Stored data:
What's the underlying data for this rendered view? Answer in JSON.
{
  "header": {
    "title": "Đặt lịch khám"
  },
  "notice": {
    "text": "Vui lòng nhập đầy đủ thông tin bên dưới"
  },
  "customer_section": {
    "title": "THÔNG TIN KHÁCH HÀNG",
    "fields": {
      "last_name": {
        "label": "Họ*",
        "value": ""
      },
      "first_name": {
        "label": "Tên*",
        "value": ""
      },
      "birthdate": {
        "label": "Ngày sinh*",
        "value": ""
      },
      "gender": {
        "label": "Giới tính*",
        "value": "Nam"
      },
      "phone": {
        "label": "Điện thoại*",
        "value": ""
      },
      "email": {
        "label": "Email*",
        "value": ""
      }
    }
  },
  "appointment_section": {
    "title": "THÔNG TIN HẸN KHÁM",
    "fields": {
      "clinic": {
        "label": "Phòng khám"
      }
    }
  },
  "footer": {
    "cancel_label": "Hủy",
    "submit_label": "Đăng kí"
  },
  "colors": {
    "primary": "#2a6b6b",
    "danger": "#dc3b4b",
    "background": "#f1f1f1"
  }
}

▶ **Aim**
Recopy all the lines exactly as they appear.

▶ **Completed task**
What's the underlying data for this rendered view? Answer in JSON.
{
  "header": {
    "title": "Đặt lịch khám"
  },
  "notice": {
    "text": "Vui lòng nhập đầy đủ thông tin bên dưới"
  },
  "customer_section": {
    "title": "THÔNG TIN KHÁCH HÀNG",
    "fields": {
      "last_name": {
        "label": "Họ*",
        "value": ""
      },
      "first_name": {
        "label": "Tên*",
        "value": ""
      },
      "birthdate": {
        "label": "Ngày sinh*",
        "value": ""
      },
      "gender": {
        "label": "Giới tính*",
        "value": "Nam"
      },
      "phone": {
        "label": "Điện thoại*",
        "value": ""
      },
      "email": {
        "label": "Email*",
        "value": ""
      }
    }
  },
  "appointment_section": {
    "title": "THÔNG TIN HẸN KHÁM",
    "fields": {
      "clinic": {
        "label": "Phòng khám"
      }
    }
  },
  "footer": {
    "cancel_label": "Hủy",
    "submit_label": "Đăng kí"
  },
  "colors": {
    "primary": "#2a6b6b",
    "danger": "#dc3b4b",
    "background": "#f1f1f1"
  }
}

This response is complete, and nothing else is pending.